> _LISTED RECORDS_:

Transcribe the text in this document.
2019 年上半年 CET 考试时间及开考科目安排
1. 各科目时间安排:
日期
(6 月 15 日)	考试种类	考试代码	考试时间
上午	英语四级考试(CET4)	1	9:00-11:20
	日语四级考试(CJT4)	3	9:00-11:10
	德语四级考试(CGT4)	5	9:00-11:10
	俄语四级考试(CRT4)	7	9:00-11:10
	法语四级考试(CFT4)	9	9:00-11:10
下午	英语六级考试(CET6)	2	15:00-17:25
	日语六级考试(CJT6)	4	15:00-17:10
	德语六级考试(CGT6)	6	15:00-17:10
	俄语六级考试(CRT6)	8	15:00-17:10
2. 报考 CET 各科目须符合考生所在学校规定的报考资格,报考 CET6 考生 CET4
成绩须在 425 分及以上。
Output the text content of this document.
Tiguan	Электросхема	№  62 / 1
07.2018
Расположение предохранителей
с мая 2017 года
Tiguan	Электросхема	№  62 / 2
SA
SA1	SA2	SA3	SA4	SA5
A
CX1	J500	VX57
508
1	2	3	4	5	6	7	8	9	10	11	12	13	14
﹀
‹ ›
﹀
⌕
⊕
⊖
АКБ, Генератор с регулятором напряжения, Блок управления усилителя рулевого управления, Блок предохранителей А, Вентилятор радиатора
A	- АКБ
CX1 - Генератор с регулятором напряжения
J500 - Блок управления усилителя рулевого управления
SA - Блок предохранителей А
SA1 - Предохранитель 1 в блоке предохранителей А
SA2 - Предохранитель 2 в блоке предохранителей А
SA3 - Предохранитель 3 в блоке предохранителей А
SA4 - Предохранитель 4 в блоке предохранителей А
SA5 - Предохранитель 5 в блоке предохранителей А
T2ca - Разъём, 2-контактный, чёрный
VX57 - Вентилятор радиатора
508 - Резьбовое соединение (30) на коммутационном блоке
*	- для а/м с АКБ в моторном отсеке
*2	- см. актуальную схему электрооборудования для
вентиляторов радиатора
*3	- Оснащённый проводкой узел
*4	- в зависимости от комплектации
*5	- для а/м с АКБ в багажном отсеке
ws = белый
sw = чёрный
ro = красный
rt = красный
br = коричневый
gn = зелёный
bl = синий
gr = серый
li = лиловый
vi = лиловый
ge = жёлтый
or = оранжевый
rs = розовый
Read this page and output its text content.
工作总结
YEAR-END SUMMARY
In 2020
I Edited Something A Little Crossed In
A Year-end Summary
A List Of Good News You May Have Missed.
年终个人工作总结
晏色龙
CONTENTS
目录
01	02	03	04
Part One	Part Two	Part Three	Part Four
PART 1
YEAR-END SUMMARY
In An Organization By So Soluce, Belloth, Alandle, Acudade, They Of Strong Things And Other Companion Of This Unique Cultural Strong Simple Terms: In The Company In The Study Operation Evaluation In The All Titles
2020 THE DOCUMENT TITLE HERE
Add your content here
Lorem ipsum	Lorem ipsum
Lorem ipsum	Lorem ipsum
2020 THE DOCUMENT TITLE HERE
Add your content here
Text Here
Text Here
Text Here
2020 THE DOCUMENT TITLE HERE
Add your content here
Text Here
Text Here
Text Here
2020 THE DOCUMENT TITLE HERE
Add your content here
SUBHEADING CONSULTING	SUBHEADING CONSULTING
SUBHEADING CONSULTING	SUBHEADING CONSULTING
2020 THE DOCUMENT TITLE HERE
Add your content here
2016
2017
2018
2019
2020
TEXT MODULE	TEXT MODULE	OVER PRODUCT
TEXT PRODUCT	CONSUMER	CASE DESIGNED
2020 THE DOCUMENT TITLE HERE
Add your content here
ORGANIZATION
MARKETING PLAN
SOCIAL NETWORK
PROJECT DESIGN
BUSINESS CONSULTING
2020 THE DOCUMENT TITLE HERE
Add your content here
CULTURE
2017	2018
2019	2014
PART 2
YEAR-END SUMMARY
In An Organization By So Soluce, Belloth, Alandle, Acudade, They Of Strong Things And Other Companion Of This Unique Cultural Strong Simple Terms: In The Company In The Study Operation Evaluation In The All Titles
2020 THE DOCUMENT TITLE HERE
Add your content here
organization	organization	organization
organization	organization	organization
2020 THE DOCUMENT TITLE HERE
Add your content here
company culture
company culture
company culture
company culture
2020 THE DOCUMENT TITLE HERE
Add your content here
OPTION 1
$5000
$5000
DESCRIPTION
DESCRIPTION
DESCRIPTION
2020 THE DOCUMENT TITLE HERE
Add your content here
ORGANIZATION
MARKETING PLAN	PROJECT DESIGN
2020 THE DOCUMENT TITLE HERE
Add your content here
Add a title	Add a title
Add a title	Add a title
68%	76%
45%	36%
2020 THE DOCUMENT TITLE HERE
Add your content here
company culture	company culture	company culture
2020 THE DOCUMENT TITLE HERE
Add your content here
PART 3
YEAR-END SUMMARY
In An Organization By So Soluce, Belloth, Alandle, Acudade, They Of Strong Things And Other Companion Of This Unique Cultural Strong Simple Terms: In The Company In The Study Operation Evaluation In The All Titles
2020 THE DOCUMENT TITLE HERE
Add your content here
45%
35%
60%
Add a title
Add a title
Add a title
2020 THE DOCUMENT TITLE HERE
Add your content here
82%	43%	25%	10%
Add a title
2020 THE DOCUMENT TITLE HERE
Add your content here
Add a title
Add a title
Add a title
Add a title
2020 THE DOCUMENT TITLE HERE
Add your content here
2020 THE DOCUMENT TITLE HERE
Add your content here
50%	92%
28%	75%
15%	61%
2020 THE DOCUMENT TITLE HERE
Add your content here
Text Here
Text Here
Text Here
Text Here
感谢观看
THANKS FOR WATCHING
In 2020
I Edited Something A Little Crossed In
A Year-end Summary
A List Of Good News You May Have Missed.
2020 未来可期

> _DIRECTIONS FOR THIS TASK_: Nothing should be left out: repeat all of the data exactly.

> _RESPONSE TO THIS EXERCISE_:
Transcribe the text in this document.
2019 年上半年 CET 考试时间及开考科目安排
1. 各科目时间安排:
日期
(6 月 15 日)	考试种类	考试代码	考试时间
上午	英语四级考试(CET4)	1	9:00-11:20
	日语四级考试(CJT4)	3	9:00-11:10
	德语四级考试(CGT4)	5	9:00-11:10
	俄语四级考试(CRT4)	7	9:00-11:10
	法语四级考试(CFT4)	9	9:00-11:10
下午	英语六级考试(CET6)	2	15:00-17:25
	日语六级考试(CJT6)	4	15:00-17:10
	德语六级考试(CGT6)	6	15:00-17:10
	俄语六级考试(CRT6)	8	15:00-17:10
2. 报考 CET 各科目须符合考生所在学校规定的报考资格,报考 CET6 考生 CET4
成绩须在 425 分及以上。
Output the text content of this document.
Tiguan	Электросхема	№  62 / 1
07.2018
Расположение предохранителей
с мая 2017 года
Tiguan	Электросхема	№  62 / 2
SA
SA1	SA2	SA3	SA4	SA5
A
CX1	J500	VX57
508
1	2	3	4	5	6	7	8	9	10	11	12	13	14
﹀
‹ ›
﹀
⌕
⊕
⊖
АКБ, Генератор с регулятором напряжения, Блок управления усилителя рулевого управления, Блок предохранителей А, Вентилятор радиатора
A	- АКБ
CX1 - Генератор с регулятором напряжения
J500 - Блок управления усилителя рулевого управления
SA - Блок предохранителей А
SA1 - Предохранитель 1 в блоке предохранителей А
SA2 - Предохранитель 2 в блоке предохранителей А
SA3 - Предохранитель 3 в блоке предохранителей А
SA4 - Предохранитель 4 в блоке предохранителей А
SA5 - Предохранитель 5 в блоке предохранителей А
T2ca - Разъём, 2-контактный, чёрный
VX57 - Вентилятор радиатора
508 - Резьбовое соединение (30) на коммутационном блоке
*	- для а/м с АКБ в моторном отсеке
*2	- см. актуальную схему электрооборудования для
вентиляторов радиатора
*3	- Оснащённый проводкой узел
*4	- в зависимости от комплектации
*5	- для а/м с АКБ в багажном отсеке
ws = белый
sw = чёрный
ro = красный
rt = красный
br = коричневый
gn = зелёный
bl = синий
gr = серый
li = лиловый
vi = лиловый
ge = жёлтый
or = оранжевый
rs = розовый
Read this page and output its text content.
工作总结
YEAR-END SUMMARY
In 2020
I Edited Something A Little Crossed In
A Year-end Summary
A List Of Good News You May Have Missed.
年终个人工作总结
晏色龙
CONTENTS
目录
01	02	03	04
Part One	Part Two	Part Three	Part Four
PART 1
YEAR-END SUMMARY
In An Organization By So Soluce, Belloth, Alandle, Acudade, They Of Strong Things And Other Companion Of This Unique Cultural Strong Simple Terms: In The Company In The Study Operation Evaluation In The All Titles
2020 THE DOCUMENT TITLE HERE
Add your content here
Lorem ipsum	Lorem ipsum
Lorem ipsum	Lorem ipsum
2020 THE DOCUMENT TITLE HERE
Add your content here
Text Here
Text Here
Text Here
2020 THE DOCUMENT TITLE HERE
Add your content here
Text Here
Text Here
Text Here
2020 THE DOCUMENT TITLE HERE
Add your content here
SUBHEADING CONSULTING	SUBHEADING CONSULTING
SUBHEADING CONSULTING	SUBHEADING CONSULTING
2020 THE DOCUMENT TITLE HERE
Add your content here
2016
2017
2018
2019
2020
TEXT MODULE	TEXT MODULE	OVER PRODUCT
TEXT PRODUCT	CONSUMER	CASE DESIGNED
2020 THE DOCUMENT TITLE HERE
Add your content here
ORGANIZATION
MARKETING PLAN
SOCIAL NETWORK
PROJECT DESIGN
BUSINESS CONSULTING
2020 THE DOCUMENT TITLE HERE
Add your content here
CULTURE
2017	2018
2019	2014
PART 2
YEAR-END SUMMARY
In An Organization By So Soluce, Belloth, Alandle, Acudade, They Of Strong Things And Other Companion Of This Unique Cultural Strong Simple Terms: In The Company In The Study Operation Evaluation In The All Titles
2020 THE DOCUMENT TITLE HERE
Add your content here
organization	organization	organization
organization	organization	organization
2020 THE DOCUMENT TITLE HERE
Add your content here
company culture
company culture
company culture
company culture
2020 THE DOCUMENT TITLE HERE
Add your content here
OPTION 1
$5000
$5000
DESCRIPTION
DESCRIPTION
DESCRIPTION
2020 THE DOCUMENT TITLE HERE
Add your content here
ORGANIZATION
MARKETING PLAN	PROJECT DESIGN
2020 THE DOCUMENT TITLE HERE
Add your content here
Add a title	Add a title
Add a title	Add a title
68%	76%
45%	36%
2020 THE DOCUMENT TITLE HERE
Add your content here
company culture	company culture	company culture
2020 THE DOCUMENT TITLE HERE
Add your content here
PART 3
YEAR-END SUMMARY
In An Organization By So Soluce, Belloth, Alandle, Acudade, They Of Strong Things And Other Companion Of This Unique Cultural Strong Simple Terms: In The Company In The Study Operation Evaluation In The All Titles
2020 THE DOCUMENT TITLE HERE
Add your content here
45%
35%
60%
Add a title
Add a title
Add a title
2020 THE DOCUMENT TITLE HERE
Add your content here
82%	43%	25%	10%
Add a title
2020 THE DOCUMENT TITLE HERE
Add your content here
Add a title
Add a title
Add a title
Add a title
2020 THE DOCUMENT TITLE HERE
Add your content here
2020 THE DOCUMENT TITLE HERE
Add your content here
50%	92%
28%	75%
15%	61%
2020 THE DOCUMENT TITLE HERE
Add your content here
Text Here
Text Here
Text Here
Text Here
感谢观看
THANKS FOR WATCHING
In 2020
I Edited Something A Little Crossed In
A Year-end Summary
A List Of Good News You May Have Missed.
2020 未来可期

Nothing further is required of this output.